_Data entries for graphics_.
⟨
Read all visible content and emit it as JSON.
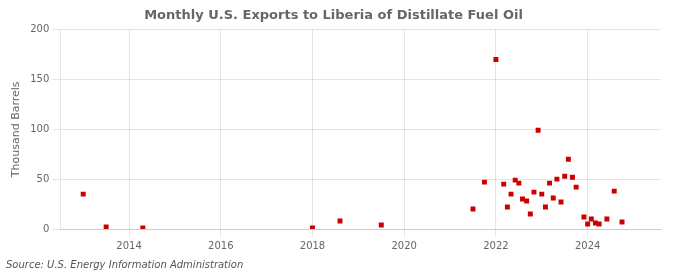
{
  "chart_data": {
    "type": "scatter",
    "title": "Monthly U.S. Exports to Liberia of Distillate Fuel Oil",
    "ylabel": "Thousand Barrels",
    "annotations": [
      "Source: U.S. Energy Information Administration"
    ],
    "color": "#cc0000",
    "marker": "square",
    "xlim": [
      2012.5,
      2025.6
    ],
    "xticks": [
      2014,
      2016,
      2018,
      2020,
      2022,
      2024
    ],
    "ylim": [
      0,
      200
    ],
    "yticks": [
      0,
      50,
      100,
      150,
      200
    ],
    "grid": true,
    "x": [
      2013.0,
      2013.5,
      2014.3,
      2018.0,
      2018.6,
      2019.5,
      2021.5,
      2021.75,
      2022.0,
      2022.17,
      2022.25,
      2022.33,
      2022.42,
      2022.5,
      2022.58,
      2022.67,
      2022.75,
      2022.83,
      2022.92,
      2023.0,
      2023.08,
      2023.17,
      2023.25,
      2023.33,
      2023.42,
      2023.5,
      2023.58,
      2023.67,
      2023.75,
      2023.92,
      2024.0,
      2024.08,
      2024.17,
      2024.25,
      2024.42,
      2024.58,
      2024.75
    ],
    "values": [
      35,
      2,
      1,
      1,
      8,
      4,
      20,
      47,
      170,
      45,
      22,
      35,
      49,
      46,
      30,
      28,
      15,
      37,
      99,
      35,
      22,
      46,
      31,
      50,
      27,
      53,
      70,
      52,
      42,
      12,
      5,
      10,
      6,
      5,
      10,
      38,
      7
    ]
  }
}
⟩
Omit every picture, and otherwise quote the entries exactly.

_Exercise output_.
Read all visible content and emit it as JSON.
{
  "chart_data": {
    "type": "scatter",
    "title": "Monthly U.S. Exports to Liberia of Distillate Fuel Oil",
    "ylabel": "Thousand Barrels",
    "annotations": [
      "Source: U.S. Energy Information Administration"
    ],
    "color": "#cc0000",
    "marker": "square",
    "xlim": [
      2012.5,
      2025.6
    ],
    "xticks": [
      2014,
      2016,
      2018,
      2020,
      2022,
      2024
    ],
    "ylim": [
      0,
      200
    ],
    "yticks": [
      0,
      50,
      100,
      150,
      200
    ],
    "grid": true,
    "x": [
      2013.0,
      2013.5,
      2014.3,
      2018.0,
      2018.6,
      2019.5,
      2021.5,
      2021.75,
      2022.0,
      2022.17,
      2022.25,
      2022.33,
      2022.42,
      2022.5,
      2022.58,
      2022.67,
      2022.75,
      2022.83,
      2022.92,
      2023.0,
      2023.08,
      2023.17,
      2023.25,
      2023.33,
      2023.42,
      2023.5,
      2023.58,
      2023.67,
      2023.75,
      2023.92,
      2024.0,
      2024.08,
      2024.17,
      2024.25,
      2024.42,
      2024.58,
      2024.75
    ],
    "values": [
      35,
      2,
      1,
      1,
      8,
      4,
      20,
      47,
      170,
      45,
      22,
      35,
      49,
      46,
      30,
      28,
      15,
      37,
      99,
      35,
      22,
      46,
      31,
      50,
      27,
      53,
      70,
      52,
      42,
      12,
      5,
      10,
      6,
      5,
      10,
      38,
      7
    ]
  }
}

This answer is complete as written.